** Start of RECORD EXTRACTS **

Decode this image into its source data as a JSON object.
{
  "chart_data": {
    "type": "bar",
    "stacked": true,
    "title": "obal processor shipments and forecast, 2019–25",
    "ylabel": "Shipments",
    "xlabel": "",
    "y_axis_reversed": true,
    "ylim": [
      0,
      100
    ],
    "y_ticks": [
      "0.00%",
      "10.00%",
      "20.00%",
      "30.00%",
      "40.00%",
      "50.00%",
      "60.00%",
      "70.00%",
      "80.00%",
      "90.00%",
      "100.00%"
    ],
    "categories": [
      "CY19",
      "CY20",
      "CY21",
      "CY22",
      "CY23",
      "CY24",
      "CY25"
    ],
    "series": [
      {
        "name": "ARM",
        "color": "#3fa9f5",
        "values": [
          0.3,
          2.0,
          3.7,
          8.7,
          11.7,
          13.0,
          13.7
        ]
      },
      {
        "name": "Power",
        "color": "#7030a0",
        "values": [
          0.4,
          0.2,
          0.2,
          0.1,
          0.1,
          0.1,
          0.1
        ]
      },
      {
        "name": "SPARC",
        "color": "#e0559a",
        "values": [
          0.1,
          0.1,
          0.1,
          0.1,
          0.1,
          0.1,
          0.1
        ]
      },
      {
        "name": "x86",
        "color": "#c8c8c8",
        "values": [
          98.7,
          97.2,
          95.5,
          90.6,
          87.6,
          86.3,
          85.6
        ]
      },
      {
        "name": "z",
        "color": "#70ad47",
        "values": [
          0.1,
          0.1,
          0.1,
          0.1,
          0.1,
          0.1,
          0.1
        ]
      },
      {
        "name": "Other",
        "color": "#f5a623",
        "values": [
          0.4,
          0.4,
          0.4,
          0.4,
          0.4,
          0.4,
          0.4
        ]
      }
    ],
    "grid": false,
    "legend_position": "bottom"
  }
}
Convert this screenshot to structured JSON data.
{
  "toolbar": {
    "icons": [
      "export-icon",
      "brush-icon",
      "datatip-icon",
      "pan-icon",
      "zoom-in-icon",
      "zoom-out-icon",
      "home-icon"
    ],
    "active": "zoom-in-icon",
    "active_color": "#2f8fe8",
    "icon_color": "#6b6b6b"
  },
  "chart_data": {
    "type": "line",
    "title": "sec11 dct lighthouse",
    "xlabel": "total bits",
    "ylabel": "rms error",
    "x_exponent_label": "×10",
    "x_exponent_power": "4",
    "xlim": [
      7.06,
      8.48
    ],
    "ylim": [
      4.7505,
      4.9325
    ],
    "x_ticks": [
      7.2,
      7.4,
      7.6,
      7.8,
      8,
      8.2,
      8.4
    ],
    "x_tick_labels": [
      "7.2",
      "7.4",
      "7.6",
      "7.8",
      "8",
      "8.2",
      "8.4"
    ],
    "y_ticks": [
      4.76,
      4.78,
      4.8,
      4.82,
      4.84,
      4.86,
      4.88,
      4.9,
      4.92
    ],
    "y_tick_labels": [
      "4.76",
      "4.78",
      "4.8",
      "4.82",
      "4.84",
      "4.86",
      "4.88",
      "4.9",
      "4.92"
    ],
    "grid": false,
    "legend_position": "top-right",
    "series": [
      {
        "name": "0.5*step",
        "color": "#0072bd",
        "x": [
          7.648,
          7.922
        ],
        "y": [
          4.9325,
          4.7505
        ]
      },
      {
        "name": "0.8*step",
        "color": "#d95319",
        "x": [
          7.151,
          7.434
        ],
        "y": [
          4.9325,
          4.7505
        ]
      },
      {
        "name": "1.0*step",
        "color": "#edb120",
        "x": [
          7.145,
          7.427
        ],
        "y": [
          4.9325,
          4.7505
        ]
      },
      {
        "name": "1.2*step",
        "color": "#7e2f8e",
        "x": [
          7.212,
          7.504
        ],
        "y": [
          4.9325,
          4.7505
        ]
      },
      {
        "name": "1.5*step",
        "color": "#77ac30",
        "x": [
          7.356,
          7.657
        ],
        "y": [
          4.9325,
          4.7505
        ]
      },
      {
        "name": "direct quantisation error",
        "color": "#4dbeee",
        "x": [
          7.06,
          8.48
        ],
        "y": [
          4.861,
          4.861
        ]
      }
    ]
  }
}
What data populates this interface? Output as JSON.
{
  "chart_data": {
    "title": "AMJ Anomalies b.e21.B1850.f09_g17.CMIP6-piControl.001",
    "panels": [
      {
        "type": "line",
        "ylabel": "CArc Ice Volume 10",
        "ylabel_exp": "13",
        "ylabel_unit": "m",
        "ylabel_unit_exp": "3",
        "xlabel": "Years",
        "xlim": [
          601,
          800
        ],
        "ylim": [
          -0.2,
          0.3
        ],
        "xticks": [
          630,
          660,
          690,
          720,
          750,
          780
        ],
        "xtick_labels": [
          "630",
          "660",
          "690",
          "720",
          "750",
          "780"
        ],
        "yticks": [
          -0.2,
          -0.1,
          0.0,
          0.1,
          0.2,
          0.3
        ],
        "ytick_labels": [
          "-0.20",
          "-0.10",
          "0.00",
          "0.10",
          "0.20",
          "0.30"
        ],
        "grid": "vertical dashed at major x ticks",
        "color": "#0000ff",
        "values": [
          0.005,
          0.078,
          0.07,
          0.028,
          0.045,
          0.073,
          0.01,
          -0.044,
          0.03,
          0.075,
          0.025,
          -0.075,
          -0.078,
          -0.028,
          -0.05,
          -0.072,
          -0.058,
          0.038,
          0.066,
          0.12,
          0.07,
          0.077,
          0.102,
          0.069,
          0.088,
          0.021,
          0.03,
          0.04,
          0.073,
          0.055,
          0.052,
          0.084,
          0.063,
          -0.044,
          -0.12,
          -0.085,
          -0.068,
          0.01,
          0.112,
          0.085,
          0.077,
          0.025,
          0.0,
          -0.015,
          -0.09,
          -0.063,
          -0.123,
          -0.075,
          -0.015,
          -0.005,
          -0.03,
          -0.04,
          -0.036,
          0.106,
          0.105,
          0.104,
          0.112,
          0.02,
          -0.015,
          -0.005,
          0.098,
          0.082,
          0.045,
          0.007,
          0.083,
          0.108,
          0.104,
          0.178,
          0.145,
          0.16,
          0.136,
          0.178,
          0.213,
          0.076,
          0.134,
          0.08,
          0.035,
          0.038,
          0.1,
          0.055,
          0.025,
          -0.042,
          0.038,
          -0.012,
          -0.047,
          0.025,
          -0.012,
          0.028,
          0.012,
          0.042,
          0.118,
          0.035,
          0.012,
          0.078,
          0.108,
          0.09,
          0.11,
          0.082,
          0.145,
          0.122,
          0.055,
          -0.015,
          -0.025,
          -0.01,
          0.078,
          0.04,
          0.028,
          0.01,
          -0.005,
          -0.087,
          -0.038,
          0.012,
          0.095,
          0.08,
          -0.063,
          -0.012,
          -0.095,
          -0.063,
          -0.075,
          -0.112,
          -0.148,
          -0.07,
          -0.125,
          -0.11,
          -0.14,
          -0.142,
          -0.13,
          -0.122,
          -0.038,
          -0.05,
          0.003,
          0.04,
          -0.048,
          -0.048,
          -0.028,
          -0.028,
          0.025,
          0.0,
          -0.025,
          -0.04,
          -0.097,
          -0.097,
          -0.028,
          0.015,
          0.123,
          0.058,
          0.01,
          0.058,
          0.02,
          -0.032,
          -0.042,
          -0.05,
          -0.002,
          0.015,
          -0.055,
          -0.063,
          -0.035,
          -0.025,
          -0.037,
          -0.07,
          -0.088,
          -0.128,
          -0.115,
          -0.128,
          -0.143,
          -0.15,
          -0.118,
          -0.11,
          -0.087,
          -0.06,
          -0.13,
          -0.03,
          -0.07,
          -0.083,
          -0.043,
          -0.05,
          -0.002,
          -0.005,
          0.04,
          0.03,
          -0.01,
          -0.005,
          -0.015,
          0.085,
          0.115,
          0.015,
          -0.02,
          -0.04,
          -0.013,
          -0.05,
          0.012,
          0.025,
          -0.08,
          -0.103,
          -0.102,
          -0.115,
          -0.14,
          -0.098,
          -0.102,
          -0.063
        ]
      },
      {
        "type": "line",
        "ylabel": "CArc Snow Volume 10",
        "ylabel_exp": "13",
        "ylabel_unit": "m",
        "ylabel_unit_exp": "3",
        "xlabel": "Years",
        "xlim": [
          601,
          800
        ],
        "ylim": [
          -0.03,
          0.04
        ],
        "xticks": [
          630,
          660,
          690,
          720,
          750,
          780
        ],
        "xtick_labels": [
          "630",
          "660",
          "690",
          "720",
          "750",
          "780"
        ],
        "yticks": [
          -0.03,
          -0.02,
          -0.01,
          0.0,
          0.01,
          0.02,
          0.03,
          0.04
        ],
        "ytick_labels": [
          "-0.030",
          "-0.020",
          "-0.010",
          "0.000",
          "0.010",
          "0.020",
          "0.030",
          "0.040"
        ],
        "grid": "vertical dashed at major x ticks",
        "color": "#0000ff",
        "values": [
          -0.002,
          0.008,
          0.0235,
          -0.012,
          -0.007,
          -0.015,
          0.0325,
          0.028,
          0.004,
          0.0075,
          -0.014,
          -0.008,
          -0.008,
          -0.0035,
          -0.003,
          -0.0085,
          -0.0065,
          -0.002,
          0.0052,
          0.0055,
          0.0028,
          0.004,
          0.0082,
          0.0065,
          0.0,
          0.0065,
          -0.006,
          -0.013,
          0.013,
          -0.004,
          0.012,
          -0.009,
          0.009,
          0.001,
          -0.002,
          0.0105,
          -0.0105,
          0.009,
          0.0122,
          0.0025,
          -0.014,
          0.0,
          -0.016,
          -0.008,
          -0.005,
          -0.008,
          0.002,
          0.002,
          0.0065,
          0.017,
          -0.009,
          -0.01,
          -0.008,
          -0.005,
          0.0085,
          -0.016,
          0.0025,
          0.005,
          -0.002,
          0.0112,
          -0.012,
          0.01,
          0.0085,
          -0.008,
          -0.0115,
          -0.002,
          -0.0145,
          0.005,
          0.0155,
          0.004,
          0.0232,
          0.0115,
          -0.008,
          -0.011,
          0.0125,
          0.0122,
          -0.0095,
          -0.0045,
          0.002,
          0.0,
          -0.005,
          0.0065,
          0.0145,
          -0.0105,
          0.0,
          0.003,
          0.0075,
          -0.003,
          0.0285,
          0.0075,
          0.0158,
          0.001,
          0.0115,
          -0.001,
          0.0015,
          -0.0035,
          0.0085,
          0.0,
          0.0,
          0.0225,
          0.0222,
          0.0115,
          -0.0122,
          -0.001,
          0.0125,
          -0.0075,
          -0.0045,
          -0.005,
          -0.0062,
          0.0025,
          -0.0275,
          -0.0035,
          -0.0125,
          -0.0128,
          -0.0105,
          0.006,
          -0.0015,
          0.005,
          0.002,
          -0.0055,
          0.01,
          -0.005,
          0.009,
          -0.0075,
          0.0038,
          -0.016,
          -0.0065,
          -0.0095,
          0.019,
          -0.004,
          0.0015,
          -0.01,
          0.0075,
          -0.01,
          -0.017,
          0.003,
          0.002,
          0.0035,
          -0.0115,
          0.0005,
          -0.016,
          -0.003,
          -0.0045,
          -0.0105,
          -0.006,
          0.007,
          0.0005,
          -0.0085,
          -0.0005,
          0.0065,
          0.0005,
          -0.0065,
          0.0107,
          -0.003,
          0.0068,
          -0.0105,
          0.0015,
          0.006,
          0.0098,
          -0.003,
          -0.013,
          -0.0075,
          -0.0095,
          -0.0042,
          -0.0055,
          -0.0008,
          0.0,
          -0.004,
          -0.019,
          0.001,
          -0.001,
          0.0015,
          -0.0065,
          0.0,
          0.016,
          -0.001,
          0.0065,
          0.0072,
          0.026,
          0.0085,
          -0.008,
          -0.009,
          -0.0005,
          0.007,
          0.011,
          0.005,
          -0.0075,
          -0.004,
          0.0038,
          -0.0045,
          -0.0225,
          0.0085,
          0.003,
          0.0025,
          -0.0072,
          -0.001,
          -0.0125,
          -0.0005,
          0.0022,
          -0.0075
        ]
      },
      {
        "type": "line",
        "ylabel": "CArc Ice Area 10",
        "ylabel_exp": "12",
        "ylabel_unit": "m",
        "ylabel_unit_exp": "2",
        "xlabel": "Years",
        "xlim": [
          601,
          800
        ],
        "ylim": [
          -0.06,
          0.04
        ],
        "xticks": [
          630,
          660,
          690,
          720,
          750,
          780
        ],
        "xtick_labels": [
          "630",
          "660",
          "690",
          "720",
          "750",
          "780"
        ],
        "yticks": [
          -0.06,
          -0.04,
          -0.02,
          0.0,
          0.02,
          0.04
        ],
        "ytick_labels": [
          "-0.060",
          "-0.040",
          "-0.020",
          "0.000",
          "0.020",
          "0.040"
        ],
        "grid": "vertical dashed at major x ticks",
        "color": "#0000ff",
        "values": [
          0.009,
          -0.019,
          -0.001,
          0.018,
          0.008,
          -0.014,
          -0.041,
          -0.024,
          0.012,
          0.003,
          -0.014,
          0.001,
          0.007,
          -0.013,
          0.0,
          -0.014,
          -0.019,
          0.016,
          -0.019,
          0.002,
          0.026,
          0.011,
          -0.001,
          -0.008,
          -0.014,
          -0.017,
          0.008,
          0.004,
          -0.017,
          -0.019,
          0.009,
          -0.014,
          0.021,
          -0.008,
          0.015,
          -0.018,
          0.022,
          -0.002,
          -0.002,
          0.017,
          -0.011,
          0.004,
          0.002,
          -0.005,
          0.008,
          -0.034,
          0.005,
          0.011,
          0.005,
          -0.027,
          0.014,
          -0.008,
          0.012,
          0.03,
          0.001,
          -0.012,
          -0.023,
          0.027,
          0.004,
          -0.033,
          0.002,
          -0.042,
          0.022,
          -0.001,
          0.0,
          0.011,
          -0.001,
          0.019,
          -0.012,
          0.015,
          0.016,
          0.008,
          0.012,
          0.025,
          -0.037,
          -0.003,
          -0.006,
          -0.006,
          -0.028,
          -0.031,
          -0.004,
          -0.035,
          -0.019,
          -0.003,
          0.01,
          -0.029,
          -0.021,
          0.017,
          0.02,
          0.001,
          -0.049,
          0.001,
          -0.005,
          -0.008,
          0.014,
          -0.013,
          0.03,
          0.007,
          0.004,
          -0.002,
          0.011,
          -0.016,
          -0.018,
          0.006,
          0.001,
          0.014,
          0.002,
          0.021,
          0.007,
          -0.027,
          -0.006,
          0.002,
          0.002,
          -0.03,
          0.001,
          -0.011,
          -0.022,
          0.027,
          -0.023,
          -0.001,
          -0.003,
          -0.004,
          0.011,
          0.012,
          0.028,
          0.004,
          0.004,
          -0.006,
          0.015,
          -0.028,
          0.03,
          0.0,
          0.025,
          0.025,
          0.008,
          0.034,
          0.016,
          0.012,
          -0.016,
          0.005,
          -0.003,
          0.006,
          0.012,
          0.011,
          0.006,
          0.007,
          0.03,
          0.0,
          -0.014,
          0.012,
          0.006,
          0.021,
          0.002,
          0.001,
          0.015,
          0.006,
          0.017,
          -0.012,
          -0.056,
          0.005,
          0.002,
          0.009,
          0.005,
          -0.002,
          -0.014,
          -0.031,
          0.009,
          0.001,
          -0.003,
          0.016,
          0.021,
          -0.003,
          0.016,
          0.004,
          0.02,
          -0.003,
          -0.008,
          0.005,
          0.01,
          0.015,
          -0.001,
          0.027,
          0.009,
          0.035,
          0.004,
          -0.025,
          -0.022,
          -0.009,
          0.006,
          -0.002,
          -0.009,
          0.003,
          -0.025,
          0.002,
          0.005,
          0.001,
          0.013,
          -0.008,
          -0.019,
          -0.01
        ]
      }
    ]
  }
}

** End of RECORD EXTRACTS **

**WHAT TO PRODUCE**. In the entries above, some lines may contain the string "zoom"; report how many, without additional comment.

**EXERCISE ANSWER**. 3